Short problem -
Extract the text of every entry below exactly; leave images out.

── Supplied data

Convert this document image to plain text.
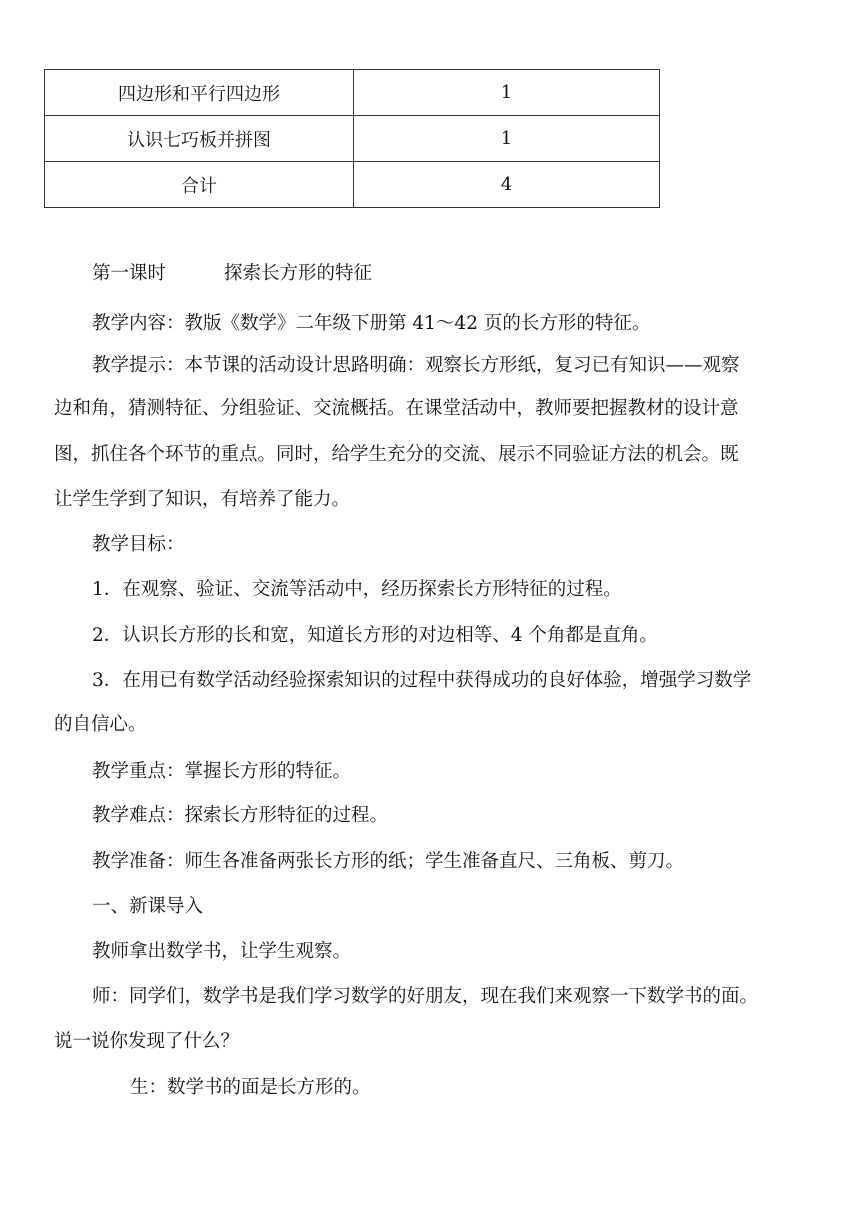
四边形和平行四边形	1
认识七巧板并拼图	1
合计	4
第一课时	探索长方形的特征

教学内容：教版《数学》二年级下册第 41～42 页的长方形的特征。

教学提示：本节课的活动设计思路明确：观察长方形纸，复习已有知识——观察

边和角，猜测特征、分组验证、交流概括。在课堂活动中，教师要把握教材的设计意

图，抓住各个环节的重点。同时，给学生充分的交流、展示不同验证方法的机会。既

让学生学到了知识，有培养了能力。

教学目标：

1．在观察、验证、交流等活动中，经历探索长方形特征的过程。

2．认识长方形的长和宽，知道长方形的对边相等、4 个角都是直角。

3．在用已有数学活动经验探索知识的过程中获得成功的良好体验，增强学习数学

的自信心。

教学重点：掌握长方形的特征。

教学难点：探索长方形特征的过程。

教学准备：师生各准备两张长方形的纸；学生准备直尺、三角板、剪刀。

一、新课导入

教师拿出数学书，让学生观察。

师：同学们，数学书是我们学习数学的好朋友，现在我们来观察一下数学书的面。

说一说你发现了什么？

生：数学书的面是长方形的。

────

Finished answer -
Convert this document image to plain text.
四边形和平行四边形	1
认识七巧板并拼图	1
合计	4
第一课时	探索长方形的特征

教学内容：教版《数学》二年级下册第 41～42 页的长方形的特征。

教学提示：本节课的活动设计思路明确：观察长方形纸，复习已有知识——观察

边和角，猜测特征、分组验证、交流概括。在课堂活动中，教师要把握教材的设计意

图，抓住各个环节的重点。同时，给学生充分的交流、展示不同验证方法的机会。既

让学生学到了知识，有培养了能力。

教学目标：

1．在观察、验证、交流等活动中，经历探索长方形特征的过程。

2．认识长方形的长和宽，知道长方形的对边相等、4 个角都是直角。

3．在用已有数学活动经验探索知识的过程中获得成功的良好体验，增强学习数学

的自信心。

教学重点：掌握长方形的特征。

教学难点：探索长方形特征的过程。

教学准备：师生各准备两张长方形的纸；学生准备直尺、三角板、剪刀。

一、新课导入

教师拿出数学书，让学生观察。

师：同学们，数学书是我们学习数学的好朋友，现在我们来观察一下数学书的面。

说一说你发现了什么？

生：数学书的面是长方形的。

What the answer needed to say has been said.